> [Goal of the exercise]: Copy out each line containing "occaecati" from the entries below.

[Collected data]
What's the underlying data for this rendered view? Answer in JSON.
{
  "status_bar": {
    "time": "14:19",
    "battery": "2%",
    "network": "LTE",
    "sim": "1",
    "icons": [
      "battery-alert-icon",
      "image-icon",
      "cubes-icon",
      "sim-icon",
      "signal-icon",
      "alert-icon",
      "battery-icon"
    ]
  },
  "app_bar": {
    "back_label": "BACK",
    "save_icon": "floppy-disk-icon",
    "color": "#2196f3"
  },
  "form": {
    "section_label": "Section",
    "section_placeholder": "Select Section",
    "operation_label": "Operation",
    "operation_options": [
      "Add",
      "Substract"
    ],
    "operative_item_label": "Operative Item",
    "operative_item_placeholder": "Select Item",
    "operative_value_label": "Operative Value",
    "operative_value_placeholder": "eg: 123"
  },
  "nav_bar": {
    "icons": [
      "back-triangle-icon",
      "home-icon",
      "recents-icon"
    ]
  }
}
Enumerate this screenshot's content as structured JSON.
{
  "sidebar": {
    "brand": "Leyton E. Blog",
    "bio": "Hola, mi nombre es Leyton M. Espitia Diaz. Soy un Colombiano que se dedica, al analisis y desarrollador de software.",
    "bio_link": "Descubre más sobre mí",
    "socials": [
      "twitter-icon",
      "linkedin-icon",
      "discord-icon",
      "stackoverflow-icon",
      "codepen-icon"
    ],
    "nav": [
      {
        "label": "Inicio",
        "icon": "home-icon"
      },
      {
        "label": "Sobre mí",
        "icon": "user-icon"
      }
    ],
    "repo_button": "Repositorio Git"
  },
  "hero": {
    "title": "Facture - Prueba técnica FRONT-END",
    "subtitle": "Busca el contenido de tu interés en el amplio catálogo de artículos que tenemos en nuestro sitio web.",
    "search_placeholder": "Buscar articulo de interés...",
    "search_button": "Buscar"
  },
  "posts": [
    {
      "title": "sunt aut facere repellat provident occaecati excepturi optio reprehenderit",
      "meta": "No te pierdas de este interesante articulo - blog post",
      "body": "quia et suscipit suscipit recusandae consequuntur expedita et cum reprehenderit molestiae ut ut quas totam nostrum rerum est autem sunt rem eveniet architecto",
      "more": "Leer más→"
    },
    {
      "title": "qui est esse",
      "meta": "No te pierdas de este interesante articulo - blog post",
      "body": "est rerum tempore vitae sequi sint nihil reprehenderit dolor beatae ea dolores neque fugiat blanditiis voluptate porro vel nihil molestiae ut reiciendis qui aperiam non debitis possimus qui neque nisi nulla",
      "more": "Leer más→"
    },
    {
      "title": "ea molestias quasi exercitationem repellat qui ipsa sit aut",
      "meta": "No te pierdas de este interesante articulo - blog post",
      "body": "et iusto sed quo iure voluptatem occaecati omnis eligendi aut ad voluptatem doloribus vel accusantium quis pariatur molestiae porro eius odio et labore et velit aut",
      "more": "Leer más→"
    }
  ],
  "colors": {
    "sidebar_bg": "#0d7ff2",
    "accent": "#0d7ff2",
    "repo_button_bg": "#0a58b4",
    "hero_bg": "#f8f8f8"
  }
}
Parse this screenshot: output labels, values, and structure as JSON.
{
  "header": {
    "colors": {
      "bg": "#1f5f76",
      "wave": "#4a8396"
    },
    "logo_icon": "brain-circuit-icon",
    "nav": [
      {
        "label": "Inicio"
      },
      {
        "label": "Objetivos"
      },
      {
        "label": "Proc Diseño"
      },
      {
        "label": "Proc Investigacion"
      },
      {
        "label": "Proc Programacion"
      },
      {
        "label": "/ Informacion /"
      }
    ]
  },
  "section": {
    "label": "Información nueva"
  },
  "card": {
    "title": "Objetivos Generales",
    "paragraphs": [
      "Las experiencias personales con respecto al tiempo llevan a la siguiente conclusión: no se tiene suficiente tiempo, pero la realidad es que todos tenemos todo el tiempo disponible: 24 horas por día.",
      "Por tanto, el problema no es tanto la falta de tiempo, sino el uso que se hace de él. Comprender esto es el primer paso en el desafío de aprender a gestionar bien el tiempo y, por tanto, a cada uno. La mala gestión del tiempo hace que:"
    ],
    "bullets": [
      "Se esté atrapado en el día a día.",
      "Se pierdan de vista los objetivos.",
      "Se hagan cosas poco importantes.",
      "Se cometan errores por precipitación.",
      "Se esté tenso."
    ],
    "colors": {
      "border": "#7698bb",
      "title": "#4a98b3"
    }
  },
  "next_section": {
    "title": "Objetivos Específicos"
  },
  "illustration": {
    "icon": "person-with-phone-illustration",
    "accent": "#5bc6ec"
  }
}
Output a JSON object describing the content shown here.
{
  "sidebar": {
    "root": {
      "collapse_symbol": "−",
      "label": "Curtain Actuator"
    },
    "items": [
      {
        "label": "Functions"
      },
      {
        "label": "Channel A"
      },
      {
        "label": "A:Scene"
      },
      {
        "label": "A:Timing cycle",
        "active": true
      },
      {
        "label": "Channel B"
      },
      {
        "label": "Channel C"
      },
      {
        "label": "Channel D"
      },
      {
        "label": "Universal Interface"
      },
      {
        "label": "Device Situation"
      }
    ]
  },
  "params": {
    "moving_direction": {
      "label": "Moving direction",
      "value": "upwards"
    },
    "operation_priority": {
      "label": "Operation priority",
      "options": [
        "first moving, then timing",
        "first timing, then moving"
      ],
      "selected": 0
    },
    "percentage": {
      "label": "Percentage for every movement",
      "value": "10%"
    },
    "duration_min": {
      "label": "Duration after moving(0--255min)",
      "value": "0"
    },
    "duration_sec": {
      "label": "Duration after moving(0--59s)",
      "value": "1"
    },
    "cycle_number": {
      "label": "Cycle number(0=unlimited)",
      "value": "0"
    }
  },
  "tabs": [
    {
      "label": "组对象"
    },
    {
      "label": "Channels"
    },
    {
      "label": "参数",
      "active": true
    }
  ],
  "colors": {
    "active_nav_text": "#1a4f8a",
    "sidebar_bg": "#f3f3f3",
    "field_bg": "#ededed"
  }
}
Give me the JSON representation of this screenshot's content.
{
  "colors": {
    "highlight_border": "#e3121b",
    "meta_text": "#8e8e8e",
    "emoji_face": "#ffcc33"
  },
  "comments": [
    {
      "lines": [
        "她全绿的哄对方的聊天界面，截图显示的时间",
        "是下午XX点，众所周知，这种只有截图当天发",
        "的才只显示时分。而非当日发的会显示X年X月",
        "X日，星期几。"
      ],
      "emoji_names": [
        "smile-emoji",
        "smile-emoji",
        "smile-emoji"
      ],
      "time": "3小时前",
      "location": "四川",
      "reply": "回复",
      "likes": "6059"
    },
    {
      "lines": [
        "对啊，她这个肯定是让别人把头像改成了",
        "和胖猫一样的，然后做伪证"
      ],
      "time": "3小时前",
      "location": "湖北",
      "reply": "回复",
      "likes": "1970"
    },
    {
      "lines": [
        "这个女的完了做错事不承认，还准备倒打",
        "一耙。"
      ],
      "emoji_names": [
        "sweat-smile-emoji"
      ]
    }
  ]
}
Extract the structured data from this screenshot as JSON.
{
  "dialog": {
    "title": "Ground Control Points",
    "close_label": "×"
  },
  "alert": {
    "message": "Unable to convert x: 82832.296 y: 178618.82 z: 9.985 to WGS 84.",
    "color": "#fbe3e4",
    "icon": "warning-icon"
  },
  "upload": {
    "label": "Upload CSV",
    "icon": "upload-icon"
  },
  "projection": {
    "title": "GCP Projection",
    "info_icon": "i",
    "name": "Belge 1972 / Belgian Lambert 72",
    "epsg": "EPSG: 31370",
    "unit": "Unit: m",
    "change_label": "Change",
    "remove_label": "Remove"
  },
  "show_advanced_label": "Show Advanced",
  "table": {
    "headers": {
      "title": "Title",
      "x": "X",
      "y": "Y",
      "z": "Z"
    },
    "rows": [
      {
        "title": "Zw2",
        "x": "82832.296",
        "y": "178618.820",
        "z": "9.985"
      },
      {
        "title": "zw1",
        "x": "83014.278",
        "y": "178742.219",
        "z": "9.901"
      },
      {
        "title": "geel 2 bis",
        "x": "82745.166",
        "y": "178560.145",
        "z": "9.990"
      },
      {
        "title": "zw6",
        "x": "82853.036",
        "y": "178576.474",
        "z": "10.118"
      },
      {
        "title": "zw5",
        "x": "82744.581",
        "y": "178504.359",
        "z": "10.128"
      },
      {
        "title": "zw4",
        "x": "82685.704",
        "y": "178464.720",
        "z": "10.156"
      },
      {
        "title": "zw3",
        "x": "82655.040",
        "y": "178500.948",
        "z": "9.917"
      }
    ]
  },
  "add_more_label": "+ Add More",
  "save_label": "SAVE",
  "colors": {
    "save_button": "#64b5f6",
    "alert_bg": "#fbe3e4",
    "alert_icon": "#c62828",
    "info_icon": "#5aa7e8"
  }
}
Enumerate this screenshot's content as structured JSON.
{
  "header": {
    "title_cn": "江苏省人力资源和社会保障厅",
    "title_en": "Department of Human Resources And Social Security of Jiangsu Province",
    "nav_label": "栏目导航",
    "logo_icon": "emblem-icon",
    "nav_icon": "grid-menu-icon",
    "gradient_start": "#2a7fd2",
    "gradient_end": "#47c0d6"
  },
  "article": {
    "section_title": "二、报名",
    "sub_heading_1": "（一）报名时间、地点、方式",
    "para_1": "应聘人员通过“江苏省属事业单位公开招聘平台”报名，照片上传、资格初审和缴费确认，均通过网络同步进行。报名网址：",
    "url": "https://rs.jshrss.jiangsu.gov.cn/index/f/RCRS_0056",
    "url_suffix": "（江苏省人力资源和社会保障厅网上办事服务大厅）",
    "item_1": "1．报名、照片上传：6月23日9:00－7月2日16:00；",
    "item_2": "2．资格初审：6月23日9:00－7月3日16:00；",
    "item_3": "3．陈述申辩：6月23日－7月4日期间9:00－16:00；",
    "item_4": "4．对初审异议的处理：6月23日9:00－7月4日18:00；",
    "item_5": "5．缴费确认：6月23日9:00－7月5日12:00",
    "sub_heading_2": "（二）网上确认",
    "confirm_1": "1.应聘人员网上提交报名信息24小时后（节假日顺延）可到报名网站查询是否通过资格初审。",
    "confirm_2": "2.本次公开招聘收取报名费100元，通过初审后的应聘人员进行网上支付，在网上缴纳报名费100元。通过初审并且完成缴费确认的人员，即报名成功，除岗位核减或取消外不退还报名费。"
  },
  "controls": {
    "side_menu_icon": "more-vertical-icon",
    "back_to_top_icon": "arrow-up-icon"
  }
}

> [Solution to the exercise]:
      "title": "sunt aut facere repellat provident occaecati excepturi optio reprehenderit",
      "body": "et iusto sed quo iure voluptatem occaecati omnis eligendi aut ad voluptatem doloribus vel accusantium quis pariatur molestiae porro eius odio et labore et velit aut",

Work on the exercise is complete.